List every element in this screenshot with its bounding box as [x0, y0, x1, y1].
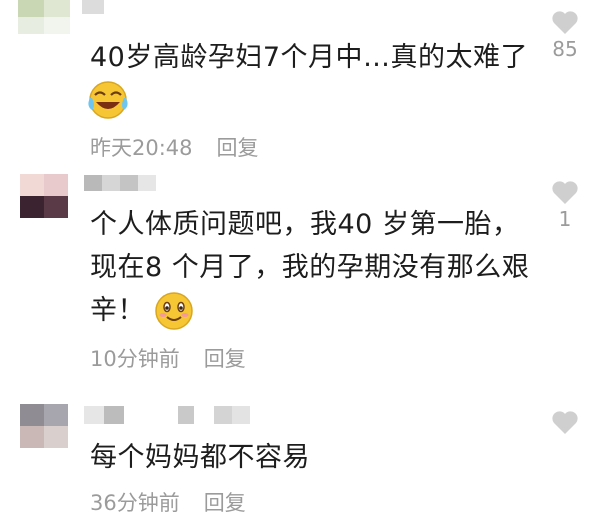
- username[interactable]: [82, 0, 104, 14]
- comment-text: 个人体质问题吧，我40 岁第一胎， 现在8 个月了，我的孕期没有那么艰 辛！: [90, 203, 529, 332]
- smiling-emoji: [155, 291, 193, 330]
- comment-meta: 10分钟前 回复: [90, 343, 246, 373]
- like-button[interactable]: 85: [548, 10, 582, 61]
- avatar[interactable]: [20, 404, 68, 448]
- username[interactable]: [84, 406, 264, 424]
- comment-text: 每个妈妈都不容易: [90, 442, 310, 473]
- like-button[interactable]: [548, 410, 582, 435]
- reply-button[interactable]: 回复: [204, 347, 246, 371]
- heart-icon: [552, 11, 578, 34]
- timestamp: 10分钟前: [90, 347, 180, 371]
- heart-icon: [552, 181, 578, 204]
- timestamp: 昨天20:48: [90, 136, 193, 160]
- like-count: 85: [552, 37, 578, 61]
- heart-icon: [552, 411, 578, 434]
- like-button[interactable]: 1: [548, 180, 582, 231]
- reply-button[interactable]: 回复: [217, 136, 259, 160]
- comment-meta: 36分钟前 回复: [90, 487, 246, 517]
- like-count: 1: [558, 207, 572, 231]
- comment-text: 40岁高龄孕妇7个月中…真的太难了: [90, 42, 529, 73]
- reply-button[interactable]: 回复: [204, 491, 246, 515]
- username[interactable]: [84, 175, 156, 191]
- timestamp: 36分钟前: [90, 491, 180, 515]
- avatar[interactable]: [20, 174, 68, 218]
- laughing-crying-emoji: [88, 81, 128, 119]
- avatar[interactable]: [18, 0, 70, 34]
- comment-meta: 昨天20:48 回复: [90, 132, 259, 162]
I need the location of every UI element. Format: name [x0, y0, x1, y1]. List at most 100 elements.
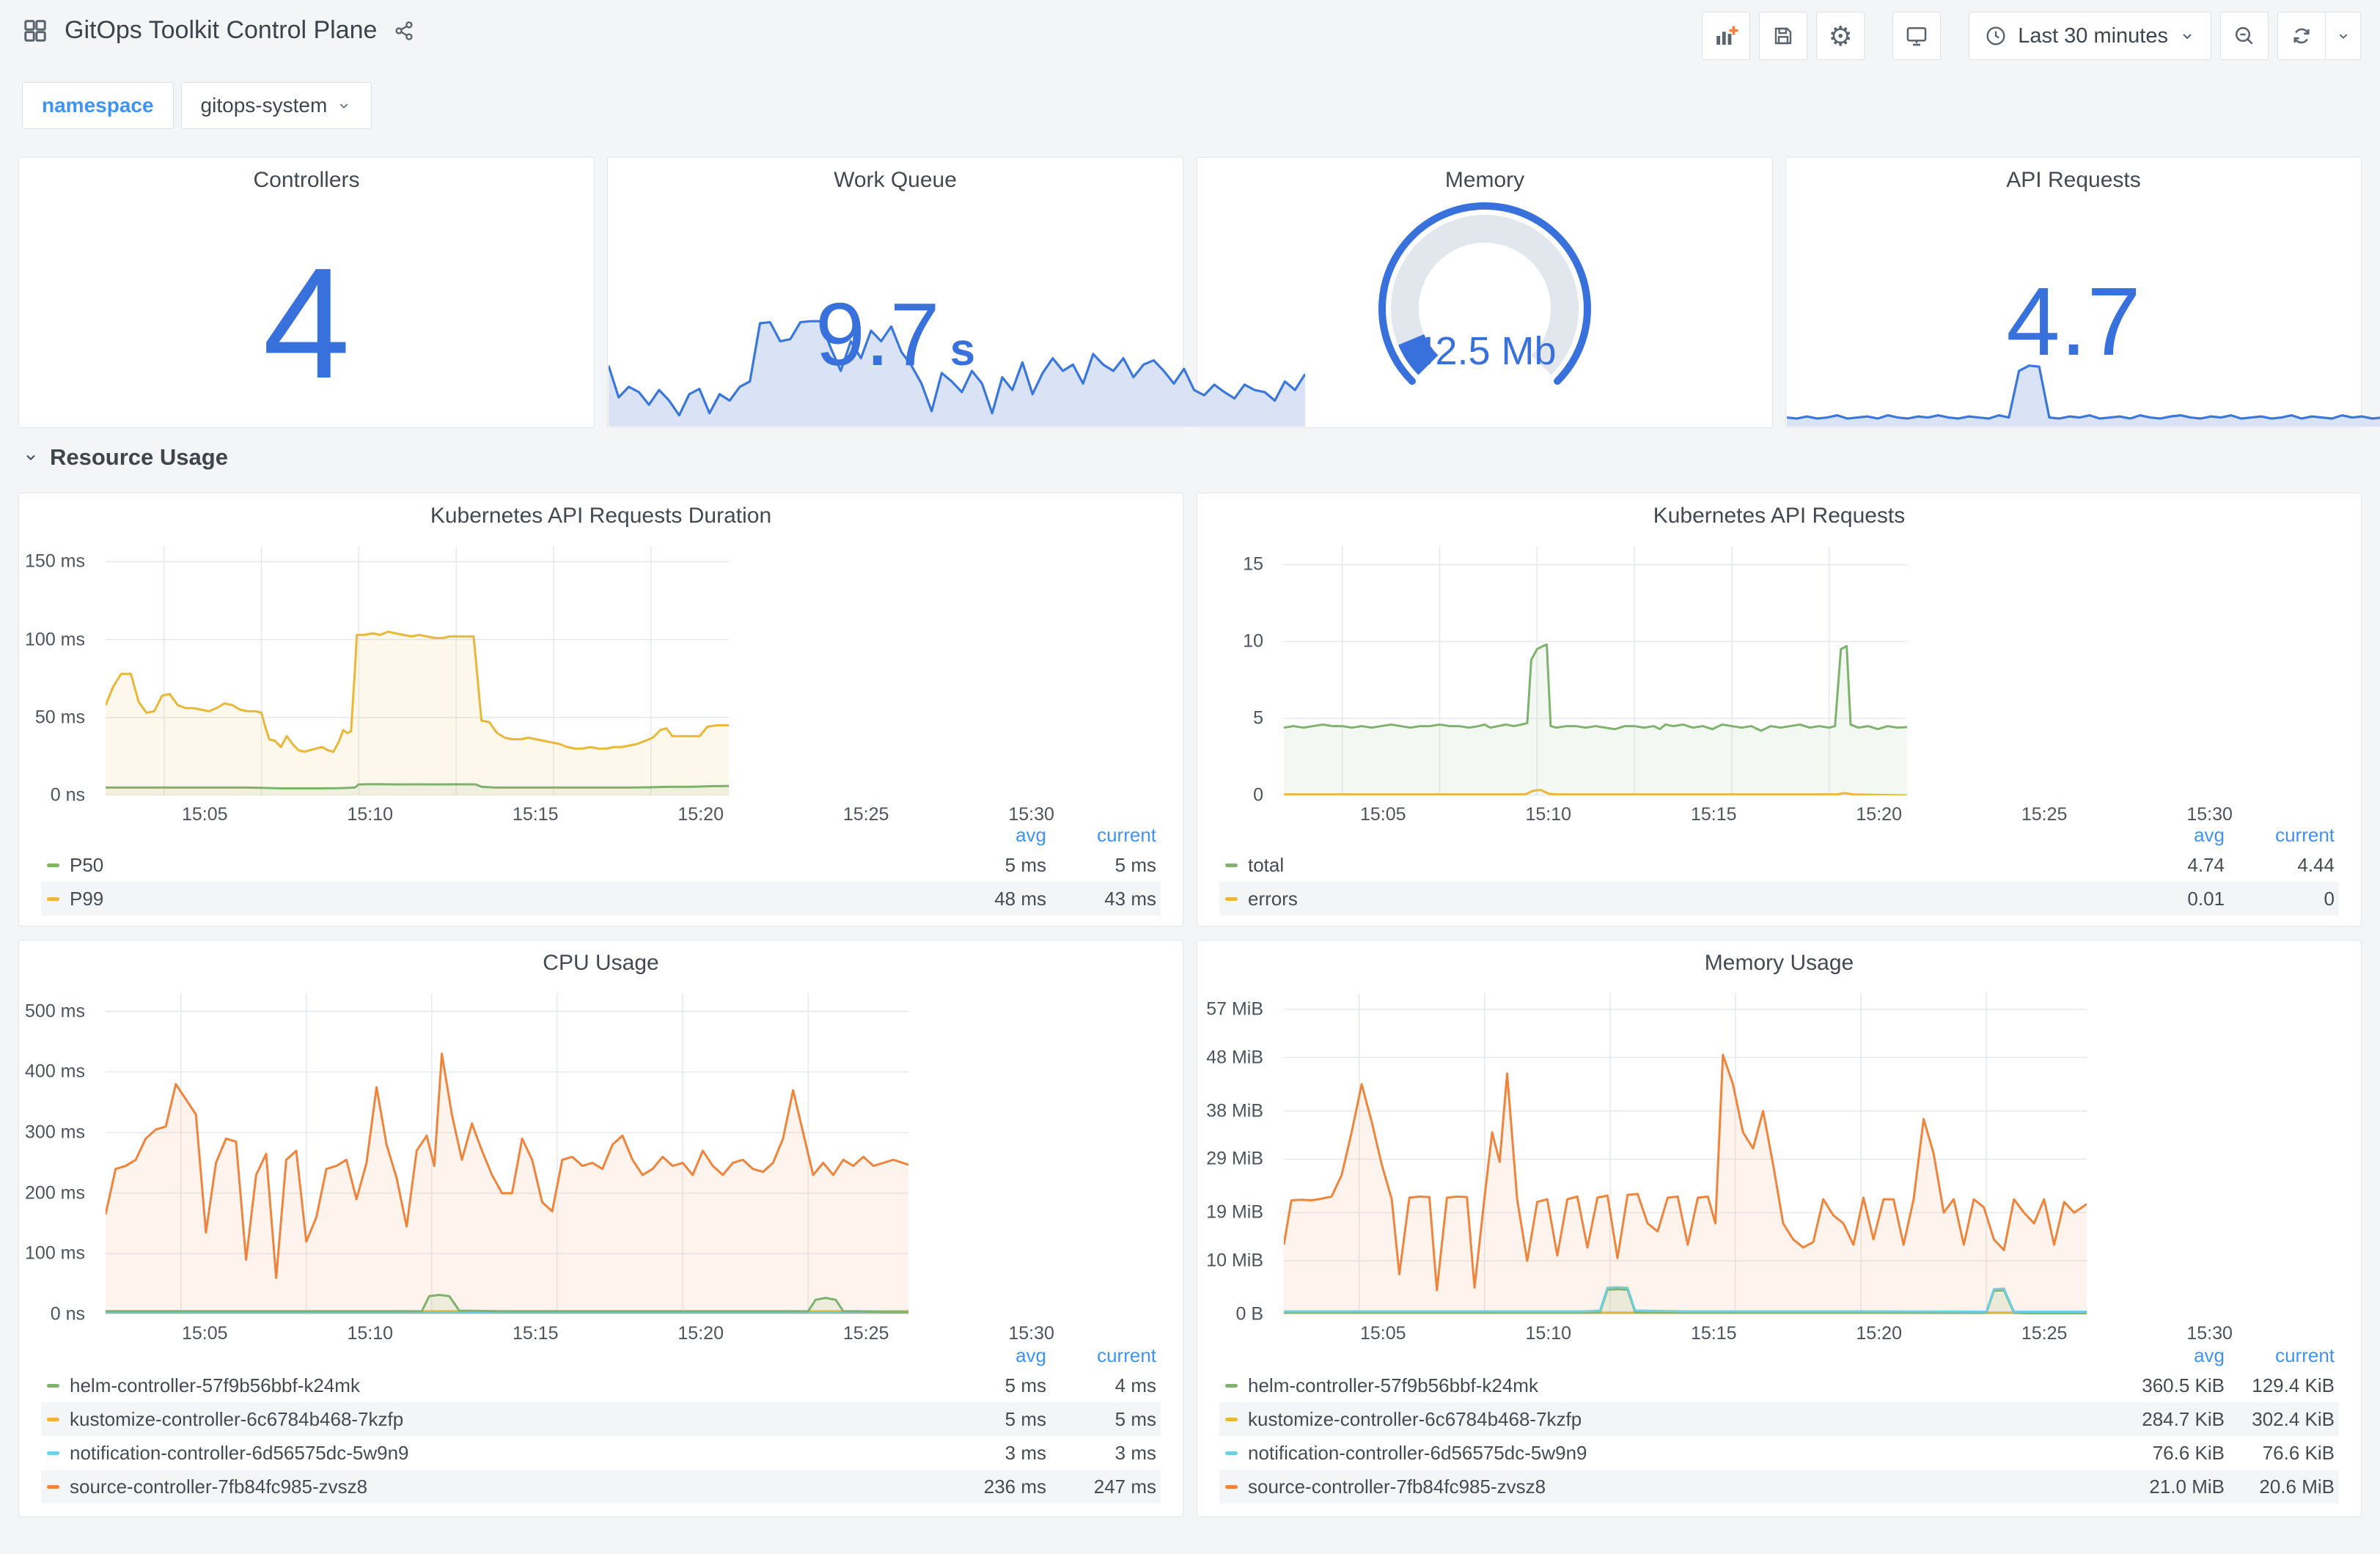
y-axis-tick-label: 300 ms — [25, 1122, 85, 1143]
series-avg-value: 5 ms — [1004, 1374, 1046, 1396]
y-axis-tick-label: 0 — [1253, 784, 1263, 806]
legend-sort-avg[interactable]: avg — [941, 824, 1051, 847]
series-name: notification-controller-6d56575dc-5w9n9 — [70, 1441, 409, 1464]
legend-row[interactable]: P99 48 ms 43 ms — [41, 882, 1161, 916]
time-series-plot[interactable] — [1284, 546, 1907, 795]
legend-sort-avg[interactable]: avg — [2119, 1344, 2229, 1367]
legend-sort-current[interactable]: current — [1051, 1344, 1161, 1367]
dashboard-title: GitOps Toolkit Control Plane — [65, 16, 378, 44]
series-current-value: 76.6 KiB — [2262, 1441, 2335, 1464]
y-axis: 0 ns 100 ms 200 ms 300 ms 400 ms 500 ms — [19, 993, 95, 1324]
dashboard-header: GitOps Toolkit Control Plane ⚙ Last 30 m… — [0, 0, 2380, 70]
save-icon — [1771, 24, 1795, 48]
x-axis-tick-label: 15:15 — [1690, 1323, 1737, 1344]
y-axis-tick-label: 100 ms — [25, 629, 85, 649]
section-resource-usage[interactable]: Resource Usage — [22, 444, 228, 471]
x-axis-tick-label: 15:05 — [1360, 1323, 1406, 1344]
series-name: helm-controller-57f9b56bbf-k24mk — [70, 1374, 360, 1396]
time-series-plot[interactable] — [1284, 993, 2087, 1314]
legend-sort-current[interactable]: current — [2229, 1344, 2339, 1367]
zoom-out-button[interactable] — [2220, 12, 2269, 60]
template-variables-row: namespace gitops-system — [22, 82, 372, 129]
refresh-interval-dropdown[interactable] — [2326, 12, 2361, 60]
gauge-value: 42.5 Mb — [1413, 329, 1556, 373]
series-current-value: 129.4 KiB — [2252, 1374, 2335, 1396]
legend-row[interactable]: errors 0.01 0 — [1219, 882, 2339, 916]
x-axis-tick-label: 15:30 — [2186, 1323, 2233, 1344]
legend-row[interactable]: helm-controller-57f9b56bbf-k24mk 5 ms 4 ms — [41, 1369, 1161, 1402]
y-axis-tick-label: 29 MiB — [1206, 1148, 1263, 1169]
legend-row[interactable]: helm-controller-57f9b56bbf-k24mk 360.5 Ki… — [1219, 1369, 2339, 1402]
y-axis-tick-label: 150 ms — [25, 550, 85, 572]
section-title: Resource Usage — [50, 444, 228, 470]
series-avg-value: 5 ms — [1004, 853, 1046, 876]
series-current-value: 4.44 — [2297, 853, 2335, 876]
chevron-down-icon — [336, 97, 352, 114]
series-color-swatch — [47, 1451, 59, 1455]
legend-header: avg current — [41, 1342, 1161, 1369]
share-icon[interactable] — [393, 20, 415, 42]
series-color-swatch — [1225, 1383, 1238, 1388]
legend-sort-avg[interactable]: avg — [2119, 824, 2229, 847]
x-axis-tick-label: 15:05 — [182, 1323, 228, 1344]
zoom-out-icon — [2233, 24, 2256, 48]
x-axis-tick-label: 15:15 — [512, 1323, 559, 1344]
panel-title[interactable]: Work Queue — [608, 168, 1183, 193]
gear-icon: ⚙ — [1828, 20, 1853, 52]
series-color-swatch — [1225, 863, 1238, 867]
legend-sort-avg[interactable]: avg — [941, 1344, 1051, 1367]
x-axis-tick-label: 15:30 — [1008, 1323, 1054, 1344]
legend-row[interactable]: kustomize-controller-6c6784b468-7kzfp 5 m… — [41, 1402, 1161, 1436]
panel-title[interactable]: CPU Usage — [19, 951, 1183, 976]
y-axis-tick-label: 57 MiB — [1206, 998, 1263, 1020]
series-current-value: 4 ms — [1114, 1374, 1156, 1396]
time-range-picker[interactable]: Last 30 minutes — [1969, 12, 2211, 60]
panel-kubernetes-api-requests: Kubernetes API Requests 0 5 10 15 15:05 15:1… — [1197, 493, 2362, 927]
clock-icon — [1984, 24, 2008, 48]
panel-title[interactable]: Memory Usage — [1197, 951, 2361, 976]
memory-gauge: 42.5 Mb — [1378, 202, 1591, 385]
dashboard-settings-button[interactable]: ⚙ — [1816, 12, 1865, 60]
series-name: errors — [1248, 887, 1298, 910]
panel-title[interactable]: API Requests — [1786, 168, 2361, 193]
series-current-value: 302.4 KiB — [2252, 1407, 2335, 1430]
panel-title[interactable]: Controllers — [19, 168, 594, 193]
legend-row[interactable]: source-controller-7fb84fc985-zvsz8 236 ms… — [41, 1470, 1161, 1503]
panel-legend: avg current total 4.74 4.44 errors 0.01 0 — [1219, 822, 2339, 916]
legend-sort-current[interactable]: current — [2229, 824, 2339, 847]
tv-mode-button[interactable] — [1892, 12, 1942, 60]
legend-row[interactable]: total 4.74 4.44 — [1219, 848, 2339, 882]
time-series-plot[interactable] — [106, 546, 729, 795]
series-name: helm-controller-57f9b56bbf-k24mk — [1248, 1374, 1538, 1396]
refresh-button[interactable] — [2277, 12, 2326, 60]
namespace-variable-value: gitops-system — [200, 94, 328, 117]
dashboard-toolbar: ⚙ Last 30 minutes — [1702, 12, 2361, 60]
y-axis-tick-label: 100 ms — [25, 1242, 85, 1264]
legend-row[interactable]: kustomize-controller-6c6784b468-7kzfp 284… — [1219, 1402, 2339, 1436]
series-avg-value: 21.0 MiB — [2149, 1475, 2225, 1498]
panel-title[interactable]: Kubernetes API Requests Duration — [19, 504, 1183, 529]
chevron-down-icon — [2335, 28, 2351, 44]
panel-title[interactable]: Kubernetes API Requests — [1197, 504, 2361, 529]
legend-sort-current[interactable]: current — [1051, 824, 1161, 847]
add-panel-button[interactable] — [1702, 12, 1751, 60]
series-avg-value: 360.5 KiB — [2142, 1374, 2225, 1396]
legend-row[interactable]: P50 5 ms 5 ms — [41, 848, 1161, 882]
legend-row[interactable]: notification-controller-6d56575dc-5w9n9 3… — [41, 1436, 1161, 1470]
legend-row[interactable]: source-controller-7fb84fc985-zvsz8 21.0 M… — [1219, 1470, 2339, 1503]
save-dashboard-button[interactable] — [1759, 12, 1808, 60]
y-axis-tick-label: 10 MiB — [1206, 1250, 1263, 1271]
legend-row[interactable]: notification-controller-6d56575dc-5w9n9 7… — [1219, 1436, 2339, 1470]
time-series-plot[interactable] — [106, 993, 908, 1314]
y-axis-tick-label: 48 MiB — [1206, 1047, 1263, 1068]
y-axis-tick-label: 10 — [1243, 630, 1263, 652]
panel-title[interactable]: Memory — [1197, 168, 1772, 193]
x-axis-tick-label: 15:25 — [2021, 1323, 2068, 1344]
panel-legend: avg current P50 5 ms 5 ms P99 48 ms 43 ms — [41, 822, 1161, 916]
series-name: kustomize-controller-6c6784b468-7kzfp — [70, 1407, 404, 1430]
namespace-variable-select[interactable]: gitops-system — [180, 82, 372, 129]
panel-kubernetes-api-requests-duration: Kubernetes API Requests Duration 0 ns 50 … — [18, 493, 1183, 927]
monitor-icon — [1904, 23, 1929, 48]
series-name: kustomize-controller-6c6784b468-7kzfp — [1248, 1407, 1582, 1430]
x-axis-tick-label: 15:10 — [347, 1323, 394, 1344]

• **WHAT THE TASK REQUIRES**:
Put the lines into a JSON list of strings, one string per line with blank lines omitted, covering the part that opens with the line containing "- username[interactable]: [82, 0, 104, 14]" and closes with the line containing "- avatar[interactable]: [20, 174, 68, 218]".

• **SOLUTION FOR THIS TASK**:
[
  "- username[interactable]: [82, 0, 104, 14]",
  "- comment-text: 个人体质问题吧，我40 岁第一胎， 现在8 个月了，我的孕期没有那么艰 辛！: [90, 203, 529, 332]",
  "- smiling-emoji: [155, 291, 193, 330]",
  "- comment-meta: 10分钟前 回复: [90, 343, 246, 373]",
  "- like-button[interactable]: 85: [548, 10, 582, 61]",
  "- avatar[interactable]: [20, 404, 68, 448]",
  "- username[interactable]: [84, 406, 264, 424]",
  "- comment-text: 每个妈妈都不容易: [90, 442, 310, 473]",
  "- like-button[interactable]: [548, 410, 582, 435]",
  "- reply-button[interactable]: 回复: [204, 347, 246, 371]",
  "- heart-icon: [552, 11, 578, 34]",
  "- timestamp: 10分钟前: [90, 347, 180, 371]",
  "- heart-icon: [552, 181, 578, 204]",
  "- timestamp: 昨天20:48: [90, 136, 193, 160]",
  "- like-count: 85: [552, 37, 578, 61]",
  "- heart-icon: [552, 411, 578, 434]",
  "- like-button[interactable]: 1: [548, 180, 582, 231]",
  "- reply-button[interactable]: 回复: [217, 136, 259, 160]",
  "- comment-meta: 36分钟前 回复: [90, 487, 246, 517]",
  "- like-count: 1: [558, 207, 572, 231]",
  "- comment-text: 40岁高龄孕妇7个月中…真的太难了: [90, 42, 529, 73]",
  "- reply-button[interactable]: 回复: [204, 491, 246, 515]",
  "- username[interactable]: [84, 175, 156, 191]",
  "- timestamp: 36分钟前: [90, 491, 180, 515]",
  "- avatar[interactable]: [20, 174, 68, 218]"
]